- Task description
List all the lines in these records that hold "title".

- Supplied records
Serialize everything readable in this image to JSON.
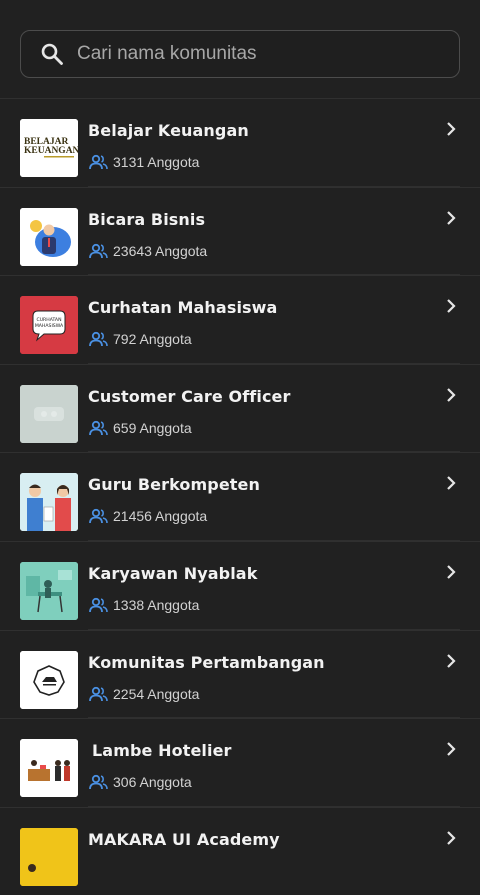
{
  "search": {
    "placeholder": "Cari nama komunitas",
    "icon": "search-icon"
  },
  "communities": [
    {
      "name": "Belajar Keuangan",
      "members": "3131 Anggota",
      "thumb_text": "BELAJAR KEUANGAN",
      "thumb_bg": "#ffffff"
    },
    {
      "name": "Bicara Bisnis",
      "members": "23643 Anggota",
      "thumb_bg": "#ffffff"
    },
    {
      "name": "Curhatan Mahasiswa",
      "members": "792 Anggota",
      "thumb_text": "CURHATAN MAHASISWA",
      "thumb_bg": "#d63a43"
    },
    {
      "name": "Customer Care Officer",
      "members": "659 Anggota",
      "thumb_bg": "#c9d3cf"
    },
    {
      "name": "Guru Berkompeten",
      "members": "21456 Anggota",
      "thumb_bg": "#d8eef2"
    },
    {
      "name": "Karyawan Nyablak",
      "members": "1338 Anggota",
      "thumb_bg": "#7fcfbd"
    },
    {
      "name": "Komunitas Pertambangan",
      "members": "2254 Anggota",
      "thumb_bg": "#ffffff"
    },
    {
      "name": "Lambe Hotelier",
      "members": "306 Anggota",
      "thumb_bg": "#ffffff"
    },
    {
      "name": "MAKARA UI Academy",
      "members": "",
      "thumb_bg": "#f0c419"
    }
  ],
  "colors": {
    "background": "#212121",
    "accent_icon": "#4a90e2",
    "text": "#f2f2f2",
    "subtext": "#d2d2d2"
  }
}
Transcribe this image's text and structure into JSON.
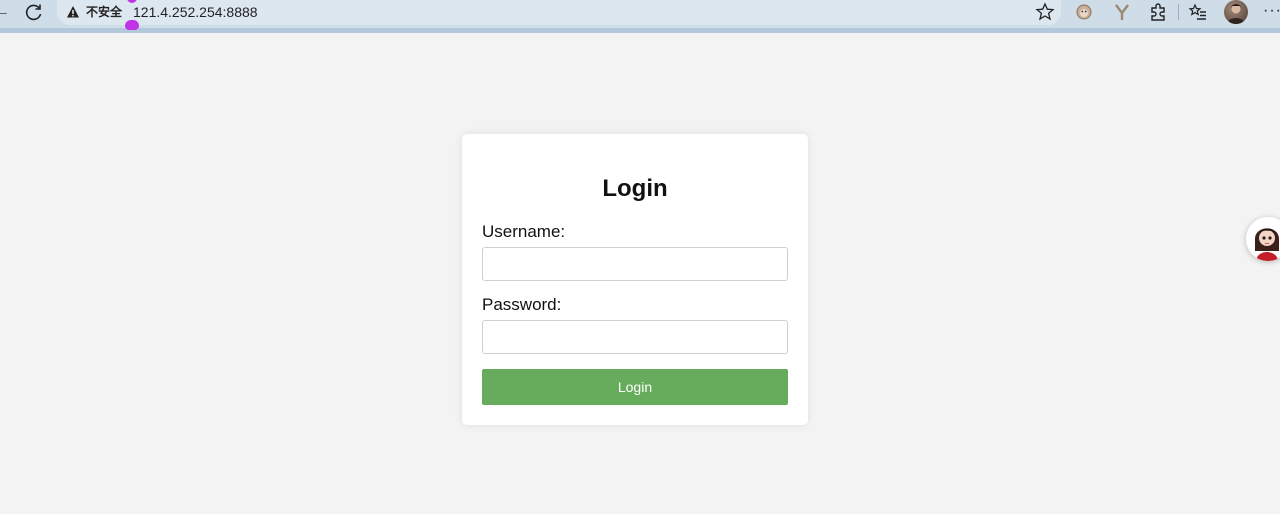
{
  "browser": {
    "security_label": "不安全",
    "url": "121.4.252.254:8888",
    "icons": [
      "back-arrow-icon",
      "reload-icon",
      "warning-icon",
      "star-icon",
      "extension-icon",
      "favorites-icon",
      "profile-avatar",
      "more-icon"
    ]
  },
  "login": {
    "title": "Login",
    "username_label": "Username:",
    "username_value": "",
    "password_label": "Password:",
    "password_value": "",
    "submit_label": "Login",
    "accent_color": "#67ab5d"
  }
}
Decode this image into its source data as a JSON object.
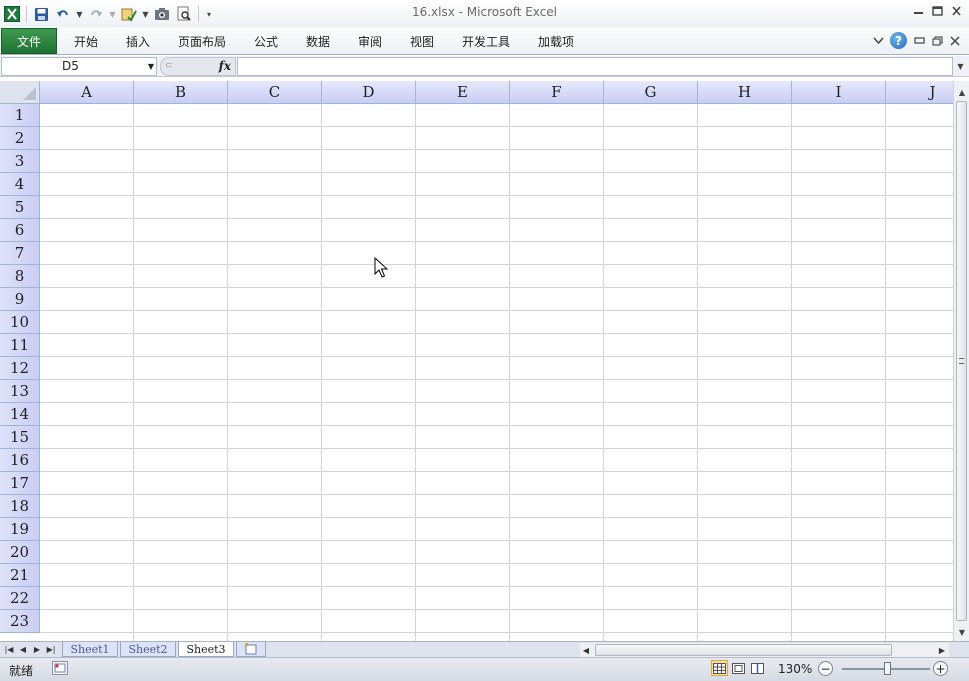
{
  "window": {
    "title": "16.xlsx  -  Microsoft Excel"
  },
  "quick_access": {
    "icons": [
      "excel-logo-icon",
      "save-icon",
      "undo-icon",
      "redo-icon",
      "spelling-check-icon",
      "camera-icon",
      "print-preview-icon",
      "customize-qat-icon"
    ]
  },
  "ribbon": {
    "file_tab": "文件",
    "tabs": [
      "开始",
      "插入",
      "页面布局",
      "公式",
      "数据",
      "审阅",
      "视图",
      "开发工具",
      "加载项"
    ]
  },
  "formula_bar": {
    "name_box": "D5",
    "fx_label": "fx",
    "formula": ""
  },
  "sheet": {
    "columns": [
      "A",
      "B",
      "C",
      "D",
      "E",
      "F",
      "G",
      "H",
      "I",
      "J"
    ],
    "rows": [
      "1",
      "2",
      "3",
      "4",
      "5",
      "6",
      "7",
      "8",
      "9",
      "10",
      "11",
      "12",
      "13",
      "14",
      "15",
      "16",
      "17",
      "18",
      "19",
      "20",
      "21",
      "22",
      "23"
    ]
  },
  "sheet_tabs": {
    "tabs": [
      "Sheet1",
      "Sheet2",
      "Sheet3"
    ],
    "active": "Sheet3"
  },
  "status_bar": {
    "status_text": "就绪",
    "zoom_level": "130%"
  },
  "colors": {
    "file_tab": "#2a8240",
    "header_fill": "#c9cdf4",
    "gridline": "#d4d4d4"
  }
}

- Task output
    "title": "Login",
    "title": "16.xlsx  -  Microsoft Excel"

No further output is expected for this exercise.